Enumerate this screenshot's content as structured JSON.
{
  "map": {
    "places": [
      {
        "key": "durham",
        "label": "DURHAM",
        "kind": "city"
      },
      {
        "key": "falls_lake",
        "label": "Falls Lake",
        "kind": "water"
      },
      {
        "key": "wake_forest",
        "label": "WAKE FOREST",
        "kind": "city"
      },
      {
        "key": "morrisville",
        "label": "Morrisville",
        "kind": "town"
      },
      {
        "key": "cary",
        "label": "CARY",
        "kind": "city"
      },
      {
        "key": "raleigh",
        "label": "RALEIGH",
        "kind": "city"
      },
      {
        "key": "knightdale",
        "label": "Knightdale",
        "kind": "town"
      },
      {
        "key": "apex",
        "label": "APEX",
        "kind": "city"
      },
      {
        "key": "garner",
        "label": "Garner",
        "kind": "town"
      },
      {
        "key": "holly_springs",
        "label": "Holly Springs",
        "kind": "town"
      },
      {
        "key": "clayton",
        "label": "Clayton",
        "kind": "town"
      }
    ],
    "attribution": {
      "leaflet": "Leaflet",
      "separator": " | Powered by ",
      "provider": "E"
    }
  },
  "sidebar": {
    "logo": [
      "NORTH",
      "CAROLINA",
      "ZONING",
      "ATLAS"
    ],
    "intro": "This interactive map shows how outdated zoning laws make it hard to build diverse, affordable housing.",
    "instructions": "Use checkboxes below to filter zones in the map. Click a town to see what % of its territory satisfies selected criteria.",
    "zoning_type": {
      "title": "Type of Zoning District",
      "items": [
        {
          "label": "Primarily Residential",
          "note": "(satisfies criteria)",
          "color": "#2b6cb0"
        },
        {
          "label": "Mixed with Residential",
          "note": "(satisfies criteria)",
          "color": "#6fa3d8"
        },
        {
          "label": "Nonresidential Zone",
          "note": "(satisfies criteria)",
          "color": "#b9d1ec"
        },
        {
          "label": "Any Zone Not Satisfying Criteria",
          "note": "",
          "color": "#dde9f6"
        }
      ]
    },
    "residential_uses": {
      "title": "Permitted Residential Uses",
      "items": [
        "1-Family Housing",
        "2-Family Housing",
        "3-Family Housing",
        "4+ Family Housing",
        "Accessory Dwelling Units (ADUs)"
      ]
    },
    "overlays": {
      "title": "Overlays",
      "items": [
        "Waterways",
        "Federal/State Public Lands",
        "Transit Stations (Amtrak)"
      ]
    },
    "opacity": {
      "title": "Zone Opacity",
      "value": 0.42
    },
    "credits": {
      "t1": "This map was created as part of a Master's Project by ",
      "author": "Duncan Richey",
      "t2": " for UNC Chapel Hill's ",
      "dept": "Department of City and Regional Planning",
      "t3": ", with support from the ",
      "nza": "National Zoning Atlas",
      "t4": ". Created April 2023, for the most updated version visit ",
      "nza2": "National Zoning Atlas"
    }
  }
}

__Written request__:
Above are the entries; count how many of their lines contain the word "Family" and give only that number.

__Problem solution__:
4